◆ **Exercise**
Each entry needs to be restated exactly as written.

# START OF Given data

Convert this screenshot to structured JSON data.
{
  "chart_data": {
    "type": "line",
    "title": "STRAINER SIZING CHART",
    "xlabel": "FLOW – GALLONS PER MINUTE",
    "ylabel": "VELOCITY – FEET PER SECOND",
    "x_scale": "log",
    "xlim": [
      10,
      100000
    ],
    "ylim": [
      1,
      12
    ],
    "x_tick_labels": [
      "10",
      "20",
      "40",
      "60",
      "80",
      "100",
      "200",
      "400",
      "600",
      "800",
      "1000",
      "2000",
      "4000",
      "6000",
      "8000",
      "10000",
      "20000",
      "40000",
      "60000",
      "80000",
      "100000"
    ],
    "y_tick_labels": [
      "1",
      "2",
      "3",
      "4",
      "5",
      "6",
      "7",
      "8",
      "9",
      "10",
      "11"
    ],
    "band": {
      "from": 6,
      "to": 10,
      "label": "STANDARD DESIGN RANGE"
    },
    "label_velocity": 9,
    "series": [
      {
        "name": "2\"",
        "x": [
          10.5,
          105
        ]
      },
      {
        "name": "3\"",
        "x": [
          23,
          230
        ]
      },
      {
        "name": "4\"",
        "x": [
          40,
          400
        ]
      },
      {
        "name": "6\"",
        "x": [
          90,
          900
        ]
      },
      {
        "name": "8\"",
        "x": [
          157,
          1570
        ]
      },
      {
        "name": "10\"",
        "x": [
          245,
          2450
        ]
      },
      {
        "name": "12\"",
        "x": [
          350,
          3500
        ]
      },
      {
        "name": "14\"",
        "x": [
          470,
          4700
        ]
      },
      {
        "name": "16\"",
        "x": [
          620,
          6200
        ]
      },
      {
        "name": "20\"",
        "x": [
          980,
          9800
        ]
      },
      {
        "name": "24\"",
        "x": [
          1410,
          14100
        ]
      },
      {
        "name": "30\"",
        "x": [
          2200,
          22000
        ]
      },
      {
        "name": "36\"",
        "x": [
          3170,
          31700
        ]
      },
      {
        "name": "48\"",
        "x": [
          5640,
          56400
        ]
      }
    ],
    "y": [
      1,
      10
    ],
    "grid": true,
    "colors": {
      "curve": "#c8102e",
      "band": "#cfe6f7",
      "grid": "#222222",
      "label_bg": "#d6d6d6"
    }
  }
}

# END OF Given data

◆ **Full response**
Convert this screenshot to structured JSON data.
{
  "chart_data": {
    "type": "line",
    "title": "STRAINER SIZING CHART",
    "xlabel": "FLOW – GALLONS PER MINUTE",
    "ylabel": "VELOCITY – FEET PER SECOND",
    "x_scale": "log",
    "xlim": [
      10,
      100000
    ],
    "ylim": [
      1,
      12
    ],
    "x_tick_labels": [
      "10",
      "20",
      "40",
      "60",
      "80",
      "100",
      "200",
      "400",
      "600",
      "800",
      "1000",
      "2000",
      "4000",
      "6000",
      "8000",
      "10000",
      "20000",
      "40000",
      "60000",
      "80000",
      "100000"
    ],
    "y_tick_labels": [
      "1",
      "2",
      "3",
      "4",
      "5",
      "6",
      "7",
      "8",
      "9",
      "10",
      "11"
    ],
    "band": {
      "from": 6,
      "to": 10,
      "label": "STANDARD DESIGN RANGE"
    },
    "label_velocity": 9,
    "series": [
      {
        "name": "2\"",
        "x": [
          10.5,
          105
        ]
      },
      {
        "name": "3\"",
        "x": [
          23,
          230
        ]
      },
      {
        "name": "4\"",
        "x": [
          40,
          400
        ]
      },
      {
        "name": "6\"",
        "x": [
          90,
          900
        ]
      },
      {
        "name": "8\"",
        "x": [
          157,
          1570
        ]
      },
      {
        "name": "10\"",
        "x": [
          245,
          2450
        ]
      },
      {
        "name": "12\"",
        "x": [
          350,
          3500
        ]
      },
      {
        "name": "14\"",
        "x": [
          470,
          4700
        ]
      },
      {
        "name": "16\"",
        "x": [
          620,
          6200
        ]
      },
      {
        "name": "20\"",
        "x": [
          980,
          9800
        ]
      },
      {
        "name": "24\"",
        "x": [
          1410,
          14100
        ]
      },
      {
        "name": "30\"",
        "x": [
          2200,
          22000
        ]
      },
      {
        "name": "36\"",
        "x": [
          3170,
          31700
        ]
      },
      {
        "name": "48\"",
        "x": [
          5640,
          56400
        ]
      }
    ],
    "y": [
      1,
      10
    ],
    "grid": true,
    "colors": {
      "curve": "#c8102e",
      "band": "#cfe6f7",
      "grid": "#222222",
      "label_bg": "#d6d6d6"
    }
  }
}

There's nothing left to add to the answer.